▶ **Work to complete**
Without further comment, state how many lines in the listing below contain the word "https".

▶ **Available data**
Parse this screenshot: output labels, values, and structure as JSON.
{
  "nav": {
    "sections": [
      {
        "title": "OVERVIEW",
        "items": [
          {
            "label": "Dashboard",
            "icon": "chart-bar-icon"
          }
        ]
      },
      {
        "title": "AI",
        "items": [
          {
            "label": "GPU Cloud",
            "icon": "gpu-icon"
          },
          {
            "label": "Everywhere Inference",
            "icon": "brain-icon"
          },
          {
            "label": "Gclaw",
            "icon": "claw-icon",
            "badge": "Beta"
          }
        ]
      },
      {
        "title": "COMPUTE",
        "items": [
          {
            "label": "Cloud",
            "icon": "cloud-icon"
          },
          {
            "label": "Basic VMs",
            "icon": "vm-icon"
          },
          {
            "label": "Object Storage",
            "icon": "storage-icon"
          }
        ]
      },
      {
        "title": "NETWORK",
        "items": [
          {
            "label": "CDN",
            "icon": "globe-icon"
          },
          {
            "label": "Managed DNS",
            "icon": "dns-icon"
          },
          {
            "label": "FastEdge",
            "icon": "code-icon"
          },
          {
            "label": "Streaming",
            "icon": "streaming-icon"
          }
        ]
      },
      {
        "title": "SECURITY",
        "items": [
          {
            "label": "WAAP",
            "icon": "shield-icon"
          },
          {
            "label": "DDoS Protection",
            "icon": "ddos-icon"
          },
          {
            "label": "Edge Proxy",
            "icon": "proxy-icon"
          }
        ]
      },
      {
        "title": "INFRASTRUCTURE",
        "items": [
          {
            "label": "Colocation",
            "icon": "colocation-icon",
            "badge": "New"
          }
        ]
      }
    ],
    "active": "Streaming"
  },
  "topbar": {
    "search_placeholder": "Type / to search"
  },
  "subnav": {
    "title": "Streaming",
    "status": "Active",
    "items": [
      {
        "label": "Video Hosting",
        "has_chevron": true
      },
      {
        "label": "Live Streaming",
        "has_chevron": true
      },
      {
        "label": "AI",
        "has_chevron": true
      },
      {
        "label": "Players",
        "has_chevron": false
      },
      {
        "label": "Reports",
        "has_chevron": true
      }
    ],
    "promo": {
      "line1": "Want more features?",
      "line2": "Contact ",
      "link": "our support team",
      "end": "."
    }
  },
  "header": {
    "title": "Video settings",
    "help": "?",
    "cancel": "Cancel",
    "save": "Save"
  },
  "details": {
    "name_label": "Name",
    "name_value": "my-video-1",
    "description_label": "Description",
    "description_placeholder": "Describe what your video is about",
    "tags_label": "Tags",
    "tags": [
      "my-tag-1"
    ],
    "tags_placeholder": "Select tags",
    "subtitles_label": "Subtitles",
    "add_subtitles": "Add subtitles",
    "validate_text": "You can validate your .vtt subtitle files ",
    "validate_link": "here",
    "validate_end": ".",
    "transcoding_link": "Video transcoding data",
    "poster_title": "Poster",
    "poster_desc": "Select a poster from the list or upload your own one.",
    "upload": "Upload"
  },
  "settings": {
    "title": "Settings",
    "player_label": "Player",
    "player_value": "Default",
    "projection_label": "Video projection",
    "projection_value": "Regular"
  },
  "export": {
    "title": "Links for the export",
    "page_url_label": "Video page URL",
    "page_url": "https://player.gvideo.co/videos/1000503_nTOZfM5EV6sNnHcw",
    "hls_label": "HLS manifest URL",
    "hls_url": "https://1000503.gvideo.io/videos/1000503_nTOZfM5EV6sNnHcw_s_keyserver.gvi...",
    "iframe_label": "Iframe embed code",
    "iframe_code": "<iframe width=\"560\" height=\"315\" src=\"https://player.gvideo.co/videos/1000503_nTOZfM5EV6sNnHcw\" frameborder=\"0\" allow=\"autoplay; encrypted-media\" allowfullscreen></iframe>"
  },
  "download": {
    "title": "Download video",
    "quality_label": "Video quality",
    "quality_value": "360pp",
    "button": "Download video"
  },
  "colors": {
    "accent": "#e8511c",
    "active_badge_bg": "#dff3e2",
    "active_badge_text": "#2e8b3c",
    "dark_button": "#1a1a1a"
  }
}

▶ **Expected answer**
3